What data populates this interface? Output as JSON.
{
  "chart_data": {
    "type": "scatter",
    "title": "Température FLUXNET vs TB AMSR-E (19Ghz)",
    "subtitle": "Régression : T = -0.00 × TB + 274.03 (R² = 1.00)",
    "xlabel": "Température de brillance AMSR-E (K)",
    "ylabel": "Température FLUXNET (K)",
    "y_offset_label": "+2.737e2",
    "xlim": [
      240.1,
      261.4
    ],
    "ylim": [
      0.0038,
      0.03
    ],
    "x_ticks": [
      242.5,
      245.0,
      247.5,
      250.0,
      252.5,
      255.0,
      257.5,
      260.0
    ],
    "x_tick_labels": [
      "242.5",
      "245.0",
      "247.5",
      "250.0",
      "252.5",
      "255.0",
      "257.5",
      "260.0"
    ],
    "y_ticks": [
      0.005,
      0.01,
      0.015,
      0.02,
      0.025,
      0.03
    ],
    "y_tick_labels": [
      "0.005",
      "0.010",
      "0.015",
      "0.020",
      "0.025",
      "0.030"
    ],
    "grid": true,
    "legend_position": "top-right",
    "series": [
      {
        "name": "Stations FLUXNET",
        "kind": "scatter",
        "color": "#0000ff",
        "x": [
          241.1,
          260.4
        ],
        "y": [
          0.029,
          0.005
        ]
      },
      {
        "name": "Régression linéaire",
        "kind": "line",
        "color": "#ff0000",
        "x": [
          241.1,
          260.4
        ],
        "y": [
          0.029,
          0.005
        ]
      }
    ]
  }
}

> **Directive**: Extract the complete set of records unchanged.

> **Solution**:
What data populates this interface? Output as JSON.
{
  "chart_data": {
    "type": "scatter",
    "title": "Température FLUXNET vs TB AMSR-E (19Ghz)",
    "subtitle": "Régression : T = -0.00 × TB + 274.03 (R² = 1.00)",
    "xlabel": "Température de brillance AMSR-E (K)",
    "ylabel": "Température FLUXNET (K)",
    "y_offset_label": "+2.737e2",
    "xlim": [
      240.1,
      261.4
    ],
    "ylim": [
      0.0038,
      0.03
    ],
    "x_ticks": [
      242.5,
      245.0,
      247.5,
      250.0,
      252.5,
      255.0,
      257.5,
      260.0
    ],
    "x_tick_labels": [
      "242.5",
      "245.0",
      "247.5",
      "250.0",
      "252.5",
      "255.0",
      "257.5",
      "260.0"
    ],
    "y_ticks": [
      0.005,
      0.01,
      0.015,
      0.02,
      0.025,
      0.03
    ],
    "y_tick_labels": [
      "0.005",
      "0.010",
      "0.015",
      "0.020",
      "0.025",
      "0.030"
    ],
    "grid": true,
    "legend_position": "top-right",
    "series": [
      {
        "name": "Stations FLUXNET",
        "kind": "scatter",
        "color": "#0000ff",
        "x": [
          241.1,
          260.4
        ],
        "y": [
          0.029,
          0.005
        ]
      },
      {
        "name": "Régression linéaire",
        "kind": "line",
        "color": "#ff0000",
        "x": [
          241.1,
          260.4
        ],
        "y": [
          0.029,
          0.005
        ]
      }
    ]
  }
}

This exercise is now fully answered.